• **STATED GOAL**:
Search the entries for the word "preparát" and pull out each line that has it.

______________________________

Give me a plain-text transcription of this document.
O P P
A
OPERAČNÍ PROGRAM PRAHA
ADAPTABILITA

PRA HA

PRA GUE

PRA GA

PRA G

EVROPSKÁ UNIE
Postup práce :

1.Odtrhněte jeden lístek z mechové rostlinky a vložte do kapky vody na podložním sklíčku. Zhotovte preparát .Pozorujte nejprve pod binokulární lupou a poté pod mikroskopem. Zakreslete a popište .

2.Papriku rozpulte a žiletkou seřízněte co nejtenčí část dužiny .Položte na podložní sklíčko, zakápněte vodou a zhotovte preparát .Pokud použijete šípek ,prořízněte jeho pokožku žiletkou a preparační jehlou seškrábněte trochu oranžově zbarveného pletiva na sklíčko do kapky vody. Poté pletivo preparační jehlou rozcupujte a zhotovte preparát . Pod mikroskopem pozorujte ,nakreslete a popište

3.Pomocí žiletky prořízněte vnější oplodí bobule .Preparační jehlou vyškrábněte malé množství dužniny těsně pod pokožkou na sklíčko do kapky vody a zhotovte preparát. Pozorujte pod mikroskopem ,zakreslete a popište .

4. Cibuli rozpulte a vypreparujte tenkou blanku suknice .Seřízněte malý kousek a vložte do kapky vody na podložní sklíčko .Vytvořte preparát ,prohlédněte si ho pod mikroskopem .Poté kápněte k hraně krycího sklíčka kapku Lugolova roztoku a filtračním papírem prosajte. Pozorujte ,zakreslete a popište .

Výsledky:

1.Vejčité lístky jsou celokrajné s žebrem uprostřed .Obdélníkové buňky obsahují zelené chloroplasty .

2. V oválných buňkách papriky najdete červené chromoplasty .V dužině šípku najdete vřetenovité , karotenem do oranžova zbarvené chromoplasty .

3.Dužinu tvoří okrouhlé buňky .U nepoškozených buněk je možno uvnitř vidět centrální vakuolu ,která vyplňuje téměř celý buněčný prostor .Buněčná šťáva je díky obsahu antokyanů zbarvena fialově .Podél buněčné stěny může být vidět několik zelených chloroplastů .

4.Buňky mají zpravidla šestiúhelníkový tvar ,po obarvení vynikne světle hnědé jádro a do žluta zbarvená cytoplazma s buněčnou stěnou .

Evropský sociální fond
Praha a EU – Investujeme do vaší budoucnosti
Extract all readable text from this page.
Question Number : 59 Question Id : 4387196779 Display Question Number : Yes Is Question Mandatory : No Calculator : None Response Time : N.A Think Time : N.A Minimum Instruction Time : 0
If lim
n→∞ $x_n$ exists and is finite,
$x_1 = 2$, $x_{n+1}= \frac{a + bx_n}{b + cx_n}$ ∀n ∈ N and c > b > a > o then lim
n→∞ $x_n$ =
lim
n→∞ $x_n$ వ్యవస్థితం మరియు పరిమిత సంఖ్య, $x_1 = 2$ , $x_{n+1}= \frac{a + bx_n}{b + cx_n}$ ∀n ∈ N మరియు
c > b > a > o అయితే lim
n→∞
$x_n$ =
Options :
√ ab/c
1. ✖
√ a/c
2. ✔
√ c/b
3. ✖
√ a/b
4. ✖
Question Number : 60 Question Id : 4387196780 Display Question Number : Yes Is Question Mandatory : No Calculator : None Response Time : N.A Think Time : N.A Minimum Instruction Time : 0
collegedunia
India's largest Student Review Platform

______________________________

• **EXPECTED ANSWER**:
1.Odtrhněte jeden lístek z mechové rostlinky a vložte do kapky vody na podložním sklíčku. Zhotovte preparát .Pozorujte nejprve pod binokulární lupou a poté pod mikroskopem. Zakreslete a popište .
2.Papriku rozpulte a žiletkou seřízněte co nejtenčí část dužiny .Položte na podložní sklíčko, zakápněte vodou a zhotovte preparát .Pokud použijete šípek ,prořízněte jeho pokožku žiletkou a preparační jehlou seškrábněte trochu oranžově zbarveného pletiva na sklíčko do kapky vody. Poté pletivo preparační jehlou rozcupujte a zhotovte preparát . Pod mikroskopem pozorujte ,nakreslete a popište
3.Pomocí žiletky prořízněte vnější oplodí bobule .Preparační jehlou vyškrábněte malé množství dužniny těsně pod pokožkou na sklíčko do kapky vody a zhotovte preparát. Pozorujte pod mikroskopem ,zakreslete a popište .
4. Cibuli rozpulte a vypreparujte tenkou blanku suknice .Seřízněte malý kousek a vložte do kapky vody na podložní sklíčko .Vytvořte preparát ,prohlédněte si ho pod mikroskopem .Poté kápněte k hraně krycího sklíčka kapku Lugolova roztoku a filtračním papírem prosajte. Pozorujte ,zakreslete a popište .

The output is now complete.